EXERCISE PROMPT
Search the data for the word "bıraktın". Reproduce every line where it is found.
**** SOURCE RECORDS
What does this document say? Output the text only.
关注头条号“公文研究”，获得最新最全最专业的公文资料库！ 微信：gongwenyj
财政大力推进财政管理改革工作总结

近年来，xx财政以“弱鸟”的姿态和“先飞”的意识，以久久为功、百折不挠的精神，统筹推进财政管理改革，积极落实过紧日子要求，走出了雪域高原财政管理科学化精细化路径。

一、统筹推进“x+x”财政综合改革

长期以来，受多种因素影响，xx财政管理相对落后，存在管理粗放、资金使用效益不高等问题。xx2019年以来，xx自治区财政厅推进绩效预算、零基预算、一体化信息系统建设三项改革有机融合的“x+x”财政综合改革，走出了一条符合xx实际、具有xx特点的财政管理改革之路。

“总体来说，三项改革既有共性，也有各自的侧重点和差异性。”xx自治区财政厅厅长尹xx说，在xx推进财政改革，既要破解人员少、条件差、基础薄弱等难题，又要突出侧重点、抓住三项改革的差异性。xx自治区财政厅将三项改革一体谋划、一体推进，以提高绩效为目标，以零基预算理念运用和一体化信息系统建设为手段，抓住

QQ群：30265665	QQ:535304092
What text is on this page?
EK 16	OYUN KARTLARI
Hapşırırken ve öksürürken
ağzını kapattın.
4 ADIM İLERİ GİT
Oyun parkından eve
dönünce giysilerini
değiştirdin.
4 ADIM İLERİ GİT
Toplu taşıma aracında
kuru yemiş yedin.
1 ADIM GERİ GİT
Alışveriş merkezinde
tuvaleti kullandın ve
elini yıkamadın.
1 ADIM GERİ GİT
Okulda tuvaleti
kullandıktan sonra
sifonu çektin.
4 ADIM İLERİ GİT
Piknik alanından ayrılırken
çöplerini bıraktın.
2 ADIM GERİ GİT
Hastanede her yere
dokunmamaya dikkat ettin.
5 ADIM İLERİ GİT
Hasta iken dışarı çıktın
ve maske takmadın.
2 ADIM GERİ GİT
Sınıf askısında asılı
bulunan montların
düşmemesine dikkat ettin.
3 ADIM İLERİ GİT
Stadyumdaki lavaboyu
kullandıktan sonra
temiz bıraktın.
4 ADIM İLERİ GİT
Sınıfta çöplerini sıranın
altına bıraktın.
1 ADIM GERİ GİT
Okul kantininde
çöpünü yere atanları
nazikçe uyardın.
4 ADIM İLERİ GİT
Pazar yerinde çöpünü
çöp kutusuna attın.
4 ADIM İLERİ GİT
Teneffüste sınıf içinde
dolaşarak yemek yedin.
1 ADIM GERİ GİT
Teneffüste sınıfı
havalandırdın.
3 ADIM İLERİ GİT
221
********
THE COMPLETED TASK
çöplerini bıraktın.
temiz bıraktın.
altına bıraktın.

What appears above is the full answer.